→ **What the task asks**
In this exercise, reproduce all the entries that follow exactly.

→ **Data for the task**
--------------------------------------------------

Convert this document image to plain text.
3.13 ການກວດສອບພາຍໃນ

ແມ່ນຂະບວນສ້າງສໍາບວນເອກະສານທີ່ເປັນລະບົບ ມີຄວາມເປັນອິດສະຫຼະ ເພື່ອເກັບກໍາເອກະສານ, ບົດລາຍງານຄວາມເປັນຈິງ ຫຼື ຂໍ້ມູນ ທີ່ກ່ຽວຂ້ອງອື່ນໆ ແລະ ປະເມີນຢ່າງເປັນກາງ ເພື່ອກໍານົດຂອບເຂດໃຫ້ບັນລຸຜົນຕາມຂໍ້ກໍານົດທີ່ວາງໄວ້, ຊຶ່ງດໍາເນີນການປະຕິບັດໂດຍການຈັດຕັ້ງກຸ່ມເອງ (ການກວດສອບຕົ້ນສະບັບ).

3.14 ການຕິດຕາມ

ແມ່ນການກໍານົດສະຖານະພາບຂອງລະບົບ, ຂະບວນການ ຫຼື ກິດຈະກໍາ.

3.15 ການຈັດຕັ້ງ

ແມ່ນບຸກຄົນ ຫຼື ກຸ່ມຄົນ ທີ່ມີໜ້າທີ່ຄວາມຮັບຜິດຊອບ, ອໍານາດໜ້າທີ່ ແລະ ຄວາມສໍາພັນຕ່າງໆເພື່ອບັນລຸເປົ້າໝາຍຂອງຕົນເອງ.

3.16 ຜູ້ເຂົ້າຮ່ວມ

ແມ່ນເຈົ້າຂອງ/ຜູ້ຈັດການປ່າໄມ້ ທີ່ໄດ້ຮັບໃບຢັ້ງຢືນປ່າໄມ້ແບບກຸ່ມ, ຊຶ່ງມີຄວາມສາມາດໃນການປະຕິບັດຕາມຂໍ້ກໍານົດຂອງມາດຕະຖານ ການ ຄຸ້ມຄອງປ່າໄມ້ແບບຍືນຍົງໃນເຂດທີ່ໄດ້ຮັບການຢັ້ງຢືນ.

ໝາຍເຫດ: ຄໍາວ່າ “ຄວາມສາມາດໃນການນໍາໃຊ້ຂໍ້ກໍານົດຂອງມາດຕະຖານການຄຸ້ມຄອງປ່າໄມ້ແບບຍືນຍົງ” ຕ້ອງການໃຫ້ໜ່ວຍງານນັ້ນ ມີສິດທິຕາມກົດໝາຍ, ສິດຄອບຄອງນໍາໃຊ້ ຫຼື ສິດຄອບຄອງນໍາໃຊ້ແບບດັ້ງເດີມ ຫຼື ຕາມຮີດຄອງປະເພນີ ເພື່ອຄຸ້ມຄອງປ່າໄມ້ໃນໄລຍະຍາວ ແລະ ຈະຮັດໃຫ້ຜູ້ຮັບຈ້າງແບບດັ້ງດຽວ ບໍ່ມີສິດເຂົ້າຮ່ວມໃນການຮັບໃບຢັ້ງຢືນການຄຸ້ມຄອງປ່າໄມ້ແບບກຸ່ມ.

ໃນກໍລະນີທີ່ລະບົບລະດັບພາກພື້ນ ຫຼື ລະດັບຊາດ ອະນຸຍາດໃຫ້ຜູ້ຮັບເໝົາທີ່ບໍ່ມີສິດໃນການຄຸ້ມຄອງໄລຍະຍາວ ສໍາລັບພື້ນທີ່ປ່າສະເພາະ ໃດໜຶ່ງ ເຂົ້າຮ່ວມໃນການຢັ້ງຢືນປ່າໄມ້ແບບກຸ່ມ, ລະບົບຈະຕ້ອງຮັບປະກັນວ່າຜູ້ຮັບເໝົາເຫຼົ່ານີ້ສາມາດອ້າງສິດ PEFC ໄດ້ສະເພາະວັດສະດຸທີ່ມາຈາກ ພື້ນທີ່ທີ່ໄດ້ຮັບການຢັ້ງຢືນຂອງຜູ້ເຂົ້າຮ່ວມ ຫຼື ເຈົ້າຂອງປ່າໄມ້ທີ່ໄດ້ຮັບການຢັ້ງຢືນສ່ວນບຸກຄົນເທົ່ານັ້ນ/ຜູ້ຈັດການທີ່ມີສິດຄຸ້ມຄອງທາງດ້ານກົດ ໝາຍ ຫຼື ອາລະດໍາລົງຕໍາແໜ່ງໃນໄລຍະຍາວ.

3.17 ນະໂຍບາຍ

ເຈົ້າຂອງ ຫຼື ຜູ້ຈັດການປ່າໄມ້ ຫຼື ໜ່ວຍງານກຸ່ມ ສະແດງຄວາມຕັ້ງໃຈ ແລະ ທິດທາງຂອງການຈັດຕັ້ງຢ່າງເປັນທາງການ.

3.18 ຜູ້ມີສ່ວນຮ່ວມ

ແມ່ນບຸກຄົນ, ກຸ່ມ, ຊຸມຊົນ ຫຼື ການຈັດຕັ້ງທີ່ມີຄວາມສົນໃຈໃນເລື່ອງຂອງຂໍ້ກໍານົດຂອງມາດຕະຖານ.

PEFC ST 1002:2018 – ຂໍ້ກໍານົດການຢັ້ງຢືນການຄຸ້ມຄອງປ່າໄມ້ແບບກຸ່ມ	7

--------------------------------------------------

→ **Solution**
Convert this document image to plain text.
3.13 ການກວດສອບພາຍໃນ

ແມ່ນຂະບວນສ້າງສໍາບວນເອກະສານທີ່ເປັນລະບົບ ມີຄວາມເປັນອິດສະຫຼະ ເພື່ອເກັບກໍາເອກະສານ, ບົດລາຍງານຄວາມເປັນຈິງ ຫຼື ຂໍ້ມູນ ທີ່ກ່ຽວຂ້ອງອື່ນໆ ແລະ ປະເມີນຢ່າງເປັນກາງ ເພື່ອກໍານົດຂອບເຂດໃຫ້ບັນລຸຜົນຕາມຂໍ້ກໍານົດທີ່ວາງໄວ້, ຊຶ່ງດໍາເນີນການປະຕິບັດໂດຍການຈັດຕັ້ງກຸ່ມເອງ (ການກວດສອບຕົ້ນສະບັບ).

3.14 ການຕິດຕາມ

ແມ່ນການກໍານົດສະຖານະພາບຂອງລະບົບ, ຂະບວນການ ຫຼື ກິດຈະກໍາ.

3.15 ການຈັດຕັ້ງ

ແມ່ນບຸກຄົນ ຫຼື ກຸ່ມຄົນ ທີ່ມີໜ້າທີ່ຄວາມຮັບຜິດຊອບ, ອໍານາດໜ້າທີ່ ແລະ ຄວາມສໍາພັນຕ່າງໆເພື່ອບັນລຸເປົ້າໝາຍຂອງຕົນເອງ.

3.16 ຜູ້ເຂົ້າຮ່ວມ

ແມ່ນເຈົ້າຂອງ/ຜູ້ຈັດການປ່າໄມ້ ທີ່ໄດ້ຮັບໃບຢັ້ງຢືນປ່າໄມ້ແບບກຸ່ມ, ຊຶ່ງມີຄວາມສາມາດໃນການປະຕິບັດຕາມຂໍ້ກໍານົດຂອງມາດຕະຖານ ການ ຄຸ້ມຄອງປ່າໄມ້ແບບຍືນຍົງໃນເຂດທີ່ໄດ້ຮັບການຢັ້ງຢືນ.

ໝາຍເຫດ: ຄໍາວ່າ “ຄວາມສາມາດໃນການນໍາໃຊ້ຂໍ້ກໍານົດຂອງມາດຕະຖານການຄຸ້ມຄອງປ່າໄມ້ແບບຍືນຍົງ” ຕ້ອງການໃຫ້ໜ່ວຍງານນັ້ນ ມີສິດທິຕາມກົດໝາຍ, ສິດຄອບຄອງນໍາໃຊ້ ຫຼື ສິດຄອບຄອງນໍາໃຊ້ແບບດັ້ງເດີມ ຫຼື ຕາມຮີດຄອງປະເພນີ ເພື່ອຄຸ້ມຄອງປ່າໄມ້ໃນໄລຍະຍາວ ແລະ ຈະຮັດໃຫ້ຜູ້ຮັບຈ້າງແບບດັ້ງດຽວ ບໍ່ມີສິດເຂົ້າຮ່ວມໃນການຮັບໃບຢັ້ງຢືນການຄຸ້ມຄອງປ່າໄມ້ແບບກຸ່ມ.

ໃນກໍລະນີທີ່ລະບົບລະດັບພາກພື້ນ ຫຼື ລະດັບຊາດ ອະນຸຍາດໃຫ້ຜູ້ຮັບເໝົາທີ່ບໍ່ມີສິດໃນການຄຸ້ມຄອງໄລຍະຍາວ ສໍາລັບພື້ນທີ່ປ່າສະເພາະ ໃດໜຶ່ງ ເຂົ້າຮ່ວມໃນການຢັ້ງຢືນປ່າໄມ້ແບບກຸ່ມ, ລະບົບຈະຕ້ອງຮັບປະກັນວ່າຜູ້ຮັບເໝົາເຫຼົ່ານີ້ສາມາດອ້າງສິດ PEFC ໄດ້ສະເພາະວັດສະດຸທີ່ມາຈາກ ພື້ນທີ່ທີ່ໄດ້ຮັບການຢັ້ງຢືນຂອງຜູ້ເຂົ້າຮ່ວມ ຫຼື ເຈົ້າຂອງປ່າໄມ້ທີ່ໄດ້ຮັບການຢັ້ງຢືນສ່ວນບຸກຄົນເທົ່ານັ້ນ/ຜູ້ຈັດການທີ່ມີສິດຄຸ້ມຄອງທາງດ້ານກົດ ໝາຍ ຫຼື ອາລະດໍາລົງຕໍາແໜ່ງໃນໄລຍະຍາວ.

3.17 ນະໂຍບາຍ

ເຈົ້າຂອງ ຫຼື ຜູ້ຈັດການປ່າໄມ້ ຫຼື ໜ່ວຍງານກຸ່ມ ສະແດງຄວາມຕັ້ງໃຈ ແລະ ທິດທາງຂອງການຈັດຕັ້ງຢ່າງເປັນທາງການ.

3.18 ຜູ້ມີສ່ວນຮ່ວມ

ແມ່ນບຸກຄົນ, ກຸ່ມ, ຊຸມຊົນ ຫຼື ການຈັດຕັ້ງທີ່ມີຄວາມສົນໃຈໃນເລື່ອງຂອງຂໍ້ກໍານົດຂອງມາດຕະຖານ.

PEFC ST 1002:2018 – ຂໍ້ກໍານົດການຢັ້ງຢືນການຄຸ້ມຄອງປ່າໄມ້ແບບກຸ່ມ	7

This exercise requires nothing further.